Begin
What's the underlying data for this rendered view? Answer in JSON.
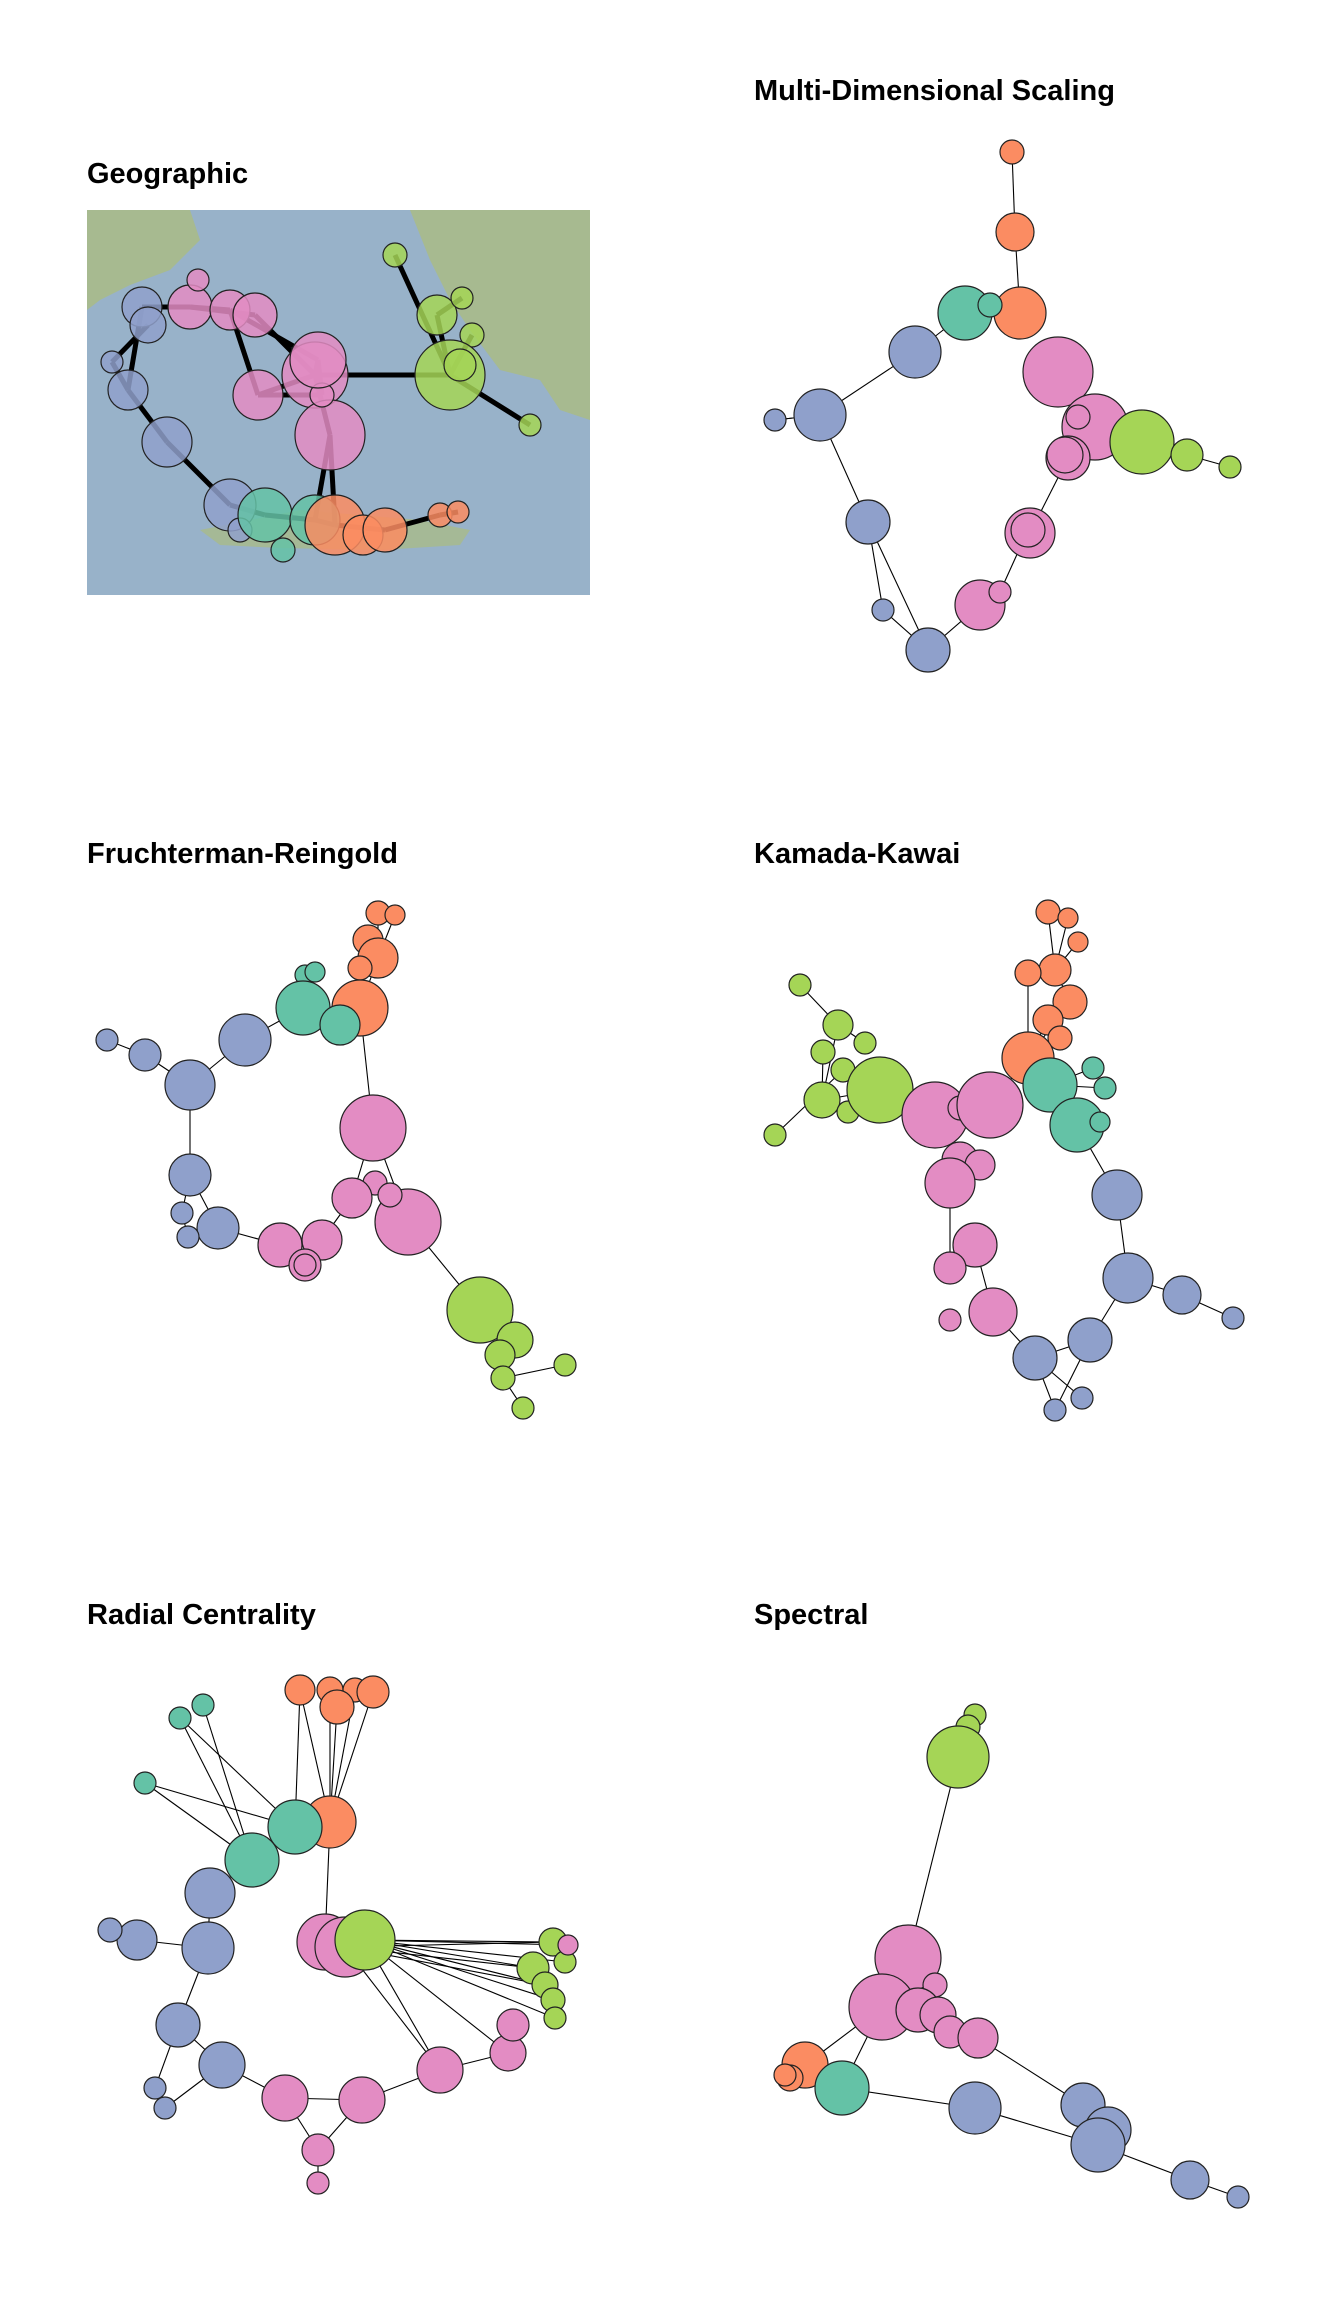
{
  "colors": {
    "blue": "#8fa0cb",
    "pink": "#e38cc3",
    "green": "#a5d556",
    "orange": "#fb8c62",
    "teal": "#64c2a6",
    "stroke": "#222222",
    "sea": "#98b2c9",
    "land": "#a9ba8a"
  },
  "panels": [
    {
      "id": "geographic",
      "title": "Geographic"
    },
    {
      "id": "mds",
      "title": "Multi-Dimensional Scaling"
    },
    {
      "id": "fr",
      "title": "Fruchterman-Reingold"
    },
    {
      "id": "kk",
      "title": "Kamada-Kawai"
    },
    {
      "id": "radial",
      "title": "Radial Centrality"
    },
    {
      "id": "spectral",
      "title": "Spectral"
    }
  ]
}
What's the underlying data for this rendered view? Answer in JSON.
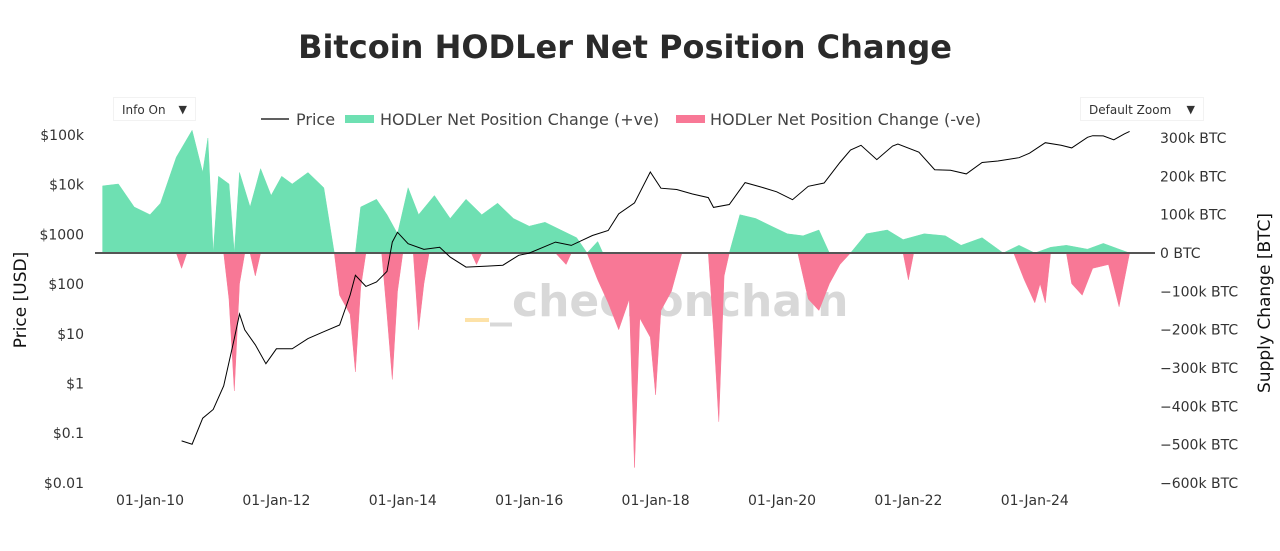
{
  "title": "Bitcoin HODLer Net Position Change",
  "controls": {
    "info": "Info On",
    "zoom": "Default Zoom",
    "arrow": "▼"
  },
  "watermark": "_checkonchain",
  "chart_data": {
    "type": "line+area",
    "title": "Bitcoin HODLer Net Position Change",
    "legend_placement": "top",
    "x_ticks": [
      "01-Jan-10",
      "01-Jan-12",
      "01-Jan-14",
      "01-Jan-16",
      "01-Jan-18",
      "01-Jan-20",
      "01-Jan-22",
      "01-Jan-24"
    ],
    "y_left": {
      "label": "Price [USD]",
      "scale": "log",
      "range": [
        0.01,
        100000
      ],
      "ticks": [
        "$100k",
        "$10k",
        "$1000",
        "$100",
        "$10",
        "$1",
        "$0.1",
        "$0.01"
      ]
    },
    "y_right": {
      "label": "Supply Change [BTC]",
      "scale": "linear",
      "range": [
        -600000,
        300000
      ],
      "ticks": [
        "300k BTC",
        "200k BTC",
        "100k BTC",
        "0 BTC",
        "−100k BTC",
        "−200k BTC",
        "−300k BTC",
        "−400k BTC",
        "−500k BTC",
        "−600k BTC"
      ]
    },
    "colors": {
      "price": "#000000",
      "positive": "#6ee0b2",
      "negative": "#f87896",
      "zero_line": "#555555"
    },
    "series": [
      {
        "name": "Price",
        "axis": "left",
        "type": "line",
        "points": [
          [
            "2010-07",
            0.07
          ],
          [
            "2010-09",
            0.06
          ],
          [
            "2010-11",
            0.2
          ],
          [
            "2011-01",
            0.3
          ],
          [
            "2011-03",
            0.9
          ],
          [
            "2011-05",
            8
          ],
          [
            "2011-06",
            25
          ],
          [
            "2011-07",
            12
          ],
          [
            "2011-09",
            6
          ],
          [
            "2011-11",
            2.5
          ],
          [
            "2012-01",
            5
          ],
          [
            "2012-04",
            5
          ],
          [
            "2012-07",
            8
          ],
          [
            "2012-10",
            11
          ],
          [
            "2013-01",
            15
          ],
          [
            "2013-03",
            60
          ],
          [
            "2013-04",
            150
          ],
          [
            "2013-06",
            90
          ],
          [
            "2013-08",
            110
          ],
          [
            "2013-10",
            180
          ],
          [
            "2013-11",
            700
          ],
          [
            "2013-12",
            1100
          ],
          [
            "2014-02",
            650
          ],
          [
            "2014-05",
            500
          ],
          [
            "2014-08",
            550
          ],
          [
            "2014-10",
            350
          ],
          [
            "2015-01",
            220
          ],
          [
            "2015-05",
            230
          ],
          [
            "2015-08",
            240
          ],
          [
            "2015-11",
            380
          ],
          [
            "2016-01",
            420
          ],
          [
            "2016-06",
            700
          ],
          [
            "2016-09",
            600
          ],
          [
            "2017-01",
            950
          ],
          [
            "2017-04",
            1200
          ],
          [
            "2017-06",
            2600
          ],
          [
            "2017-09",
            4300
          ],
          [
            "2017-12",
            18000
          ],
          [
            "2018-02",
            8500
          ],
          [
            "2018-05",
            8000
          ],
          [
            "2018-08",
            6500
          ],
          [
            "2018-11",
            5500
          ],
          [
            "2018-12",
            3500
          ],
          [
            "2019-03",
            4000
          ],
          [
            "2019-06",
            11000
          ],
          [
            "2019-09",
            9000
          ],
          [
            "2019-12",
            7200
          ],
          [
            "2020-03",
            5000
          ],
          [
            "2020-06",
            9300
          ],
          [
            "2020-09",
            10800
          ],
          [
            "2020-12",
            28000
          ],
          [
            "2021-02",
            50000
          ],
          [
            "2021-04",
            62000
          ],
          [
            "2021-07",
            32000
          ],
          [
            "2021-10",
            60000
          ],
          [
            "2021-11",
            66000
          ],
          [
            "2022-03",
            45000
          ],
          [
            "2022-06",
            20000
          ],
          [
            "2022-09",
            19500
          ],
          [
            "2022-12",
            16500
          ],
          [
            "2023-03",
            28000
          ],
          [
            "2023-06",
            30000
          ],
          [
            "2023-10",
            35000
          ],
          [
            "2023-12",
            43000
          ],
          [
            "2024-03",
            70000
          ],
          [
            "2024-06",
            62000
          ],
          [
            "2024-08",
            55000
          ],
          [
            "2024-11",
            90000
          ],
          [
            "2024-12",
            97000
          ],
          [
            "2025-02",
            96000
          ],
          [
            "2025-04",
            80000
          ],
          [
            "2025-06",
            105000
          ],
          [
            "2025-07",
            118000
          ]
        ]
      },
      {
        "name": "HODLer Net Position Change (+ve)",
        "axis": "right",
        "type": "area",
        "points": [
          [
            "2009-04",
            0
          ],
          [
            "2009-04",
            175000
          ],
          [
            "2009-07",
            180000
          ],
          [
            "2009-10",
            120000
          ],
          [
            "2010-01",
            100000
          ],
          [
            "2010-03",
            130000
          ],
          [
            "2010-06",
            250000
          ],
          [
            "2010-09",
            320000
          ],
          [
            "2010-11",
            210000
          ],
          [
            "2010-12",
            300000
          ],
          [
            "2011-01",
            0
          ],
          [
            "2011-02",
            200000
          ],
          [
            "2011-04",
            180000
          ],
          [
            "2011-05",
            0
          ],
          [
            "2011-06",
            210000
          ],
          [
            "2011-08",
            120000
          ],
          [
            "2011-10",
            220000
          ],
          [
            "2011-12",
            150000
          ],
          [
            "2012-02",
            200000
          ],
          [
            "2012-04",
            180000
          ],
          [
            "2012-07",
            210000
          ],
          [
            "2012-10",
            170000
          ],
          [
            "2012-12",
            0
          ],
          [
            "2013-04",
            0
          ],
          [
            "2013-05",
            120000
          ],
          [
            "2013-08",
            140000
          ],
          [
            "2013-10",
            100000
          ],
          [
            "2013-12",
            50000
          ],
          [
            "2014-02",
            170000
          ],
          [
            "2014-04",
            100000
          ],
          [
            "2014-07",
            150000
          ],
          [
            "2014-10",
            90000
          ],
          [
            "2015-01",
            140000
          ],
          [
            "2015-04",
            100000
          ],
          [
            "2015-07",
            130000
          ],
          [
            "2015-10",
            90000
          ],
          [
            "2016-01",
            70000
          ],
          [
            "2016-04",
            80000
          ],
          [
            "2016-07",
            60000
          ],
          [
            "2016-10",
            40000
          ],
          [
            "2016-12",
            0
          ],
          [
            "2017-02",
            30000
          ],
          [
            "2017-03",
            0
          ],
          [
            "2019-03",
            0
          ],
          [
            "2019-05",
            100000
          ],
          [
            "2019-08",
            90000
          ],
          [
            "2019-11",
            70000
          ],
          [
            "2020-02",
            50000
          ],
          [
            "2020-05",
            45000
          ],
          [
            "2020-08",
            60000
          ],
          [
            "2020-10",
            0
          ],
          [
            "2021-02",
            0
          ],
          [
            "2021-05",
            50000
          ],
          [
            "2021-09",
            60000
          ],
          [
            "2021-12",
            35000
          ],
          [
            "2022-04",
            50000
          ],
          [
            "2022-08",
            45000
          ],
          [
            "2022-11",
            20000
          ],
          [
            "2023-03",
            40000
          ],
          [
            "2023-07",
            0
          ],
          [
            "2023-10",
            20000
          ],
          [
            "2024-01",
            0
          ],
          [
            "2024-04",
            15000
          ],
          [
            "2024-07",
            20000
          ],
          [
            "2024-11",
            10000
          ],
          [
            "2025-02",
            25000
          ],
          [
            "2025-05",
            10000
          ],
          [
            "2025-07",
            0
          ]
        ]
      },
      {
        "name": "HODLer Net Position Change (-ve)",
        "axis": "right",
        "type": "area",
        "points": [
          [
            "2010-06",
            0
          ],
          [
            "2010-07",
            -40000
          ],
          [
            "2010-08",
            0
          ],
          [
            "2011-03",
            0
          ],
          [
            "2011-04",
            -120000
          ],
          [
            "2011-05",
            -360000
          ],
          [
            "2011-06",
            -80000
          ],
          [
            "2011-07",
            0
          ],
          [
            "2011-08",
            0
          ],
          [
            "2011-09",
            -60000
          ],
          [
            "2011-10",
            0
          ],
          [
            "2012-12",
            0
          ],
          [
            "2013-01",
            -110000
          ],
          [
            "2013-03",
            -160000
          ],
          [
            "2013-04",
            -310000
          ],
          [
            "2013-05",
            -90000
          ],
          [
            "2013-06",
            0
          ],
          [
            "2013-09",
            0
          ],
          [
            "2013-10",
            -160000
          ],
          [
            "2013-11",
            -330000
          ],
          [
            "2013-12",
            -100000
          ],
          [
            "2014-01",
            0
          ],
          [
            "2014-03",
            0
          ],
          [
            "2014-04",
            -200000
          ],
          [
            "2014-05",
            -80000
          ],
          [
            "2014-06",
            0
          ],
          [
            "2015-02",
            0
          ],
          [
            "2015-03",
            -30000
          ],
          [
            "2015-04",
            0
          ],
          [
            "2016-06",
            0
          ],
          [
            "2016-08",
            -30000
          ],
          [
            "2016-09",
            0
          ],
          [
            "2016-12",
            0
          ],
          [
            "2017-02",
            -70000
          ],
          [
            "2017-04",
            -130000
          ],
          [
            "2017-06",
            -200000
          ],
          [
            "2017-08",
            -120000
          ],
          [
            "2017-09",
            -560000
          ],
          [
            "2017-10",
            -170000
          ],
          [
            "2017-12",
            -220000
          ],
          [
            "2018-01",
            -370000
          ],
          [
            "2018-02",
            -150000
          ],
          [
            "2018-04",
            -100000
          ],
          [
            "2018-06",
            0
          ],
          [
            "2018-11",
            0
          ],
          [
            "2018-12",
            -200000
          ],
          [
            "2019-01",
            -440000
          ],
          [
            "2019-02",
            -60000
          ],
          [
            "2019-03",
            0
          ],
          [
            "2020-04",
            0
          ],
          [
            "2020-06",
            -120000
          ],
          [
            "2020-08",
            -150000
          ],
          [
            "2020-10",
            -80000
          ],
          [
            "2020-12",
            -30000
          ],
          [
            "2021-02",
            0
          ],
          [
            "2021-12",
            0
          ],
          [
            "2022-01",
            -70000
          ],
          [
            "2022-02",
            0
          ],
          [
            "2023-09",
            0
          ],
          [
            "2023-11",
            -70000
          ],
          [
            "2024-01",
            -130000
          ],
          [
            "2024-02",
            -80000
          ],
          [
            "2024-03",
            -130000
          ],
          [
            "2024-04",
            0
          ],
          [
            "2024-07",
            0
          ],
          [
            "2024-08",
            -80000
          ],
          [
            "2024-10",
            -110000
          ],
          [
            "2024-12",
            -40000
          ],
          [
            "2025-03",
            -30000
          ],
          [
            "2025-05",
            -140000
          ],
          [
            "2025-06",
            -70000
          ],
          [
            "2025-07",
            0
          ]
        ]
      }
    ]
  }
}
End
● **WHAT IS NEEDED**: Gather all lines from the records above in which "label" appears.

● **RESPONSE FOR THIS EXERCISE**:
      "label": "Price [USD]",
      "label": "Supply Change [BTC]",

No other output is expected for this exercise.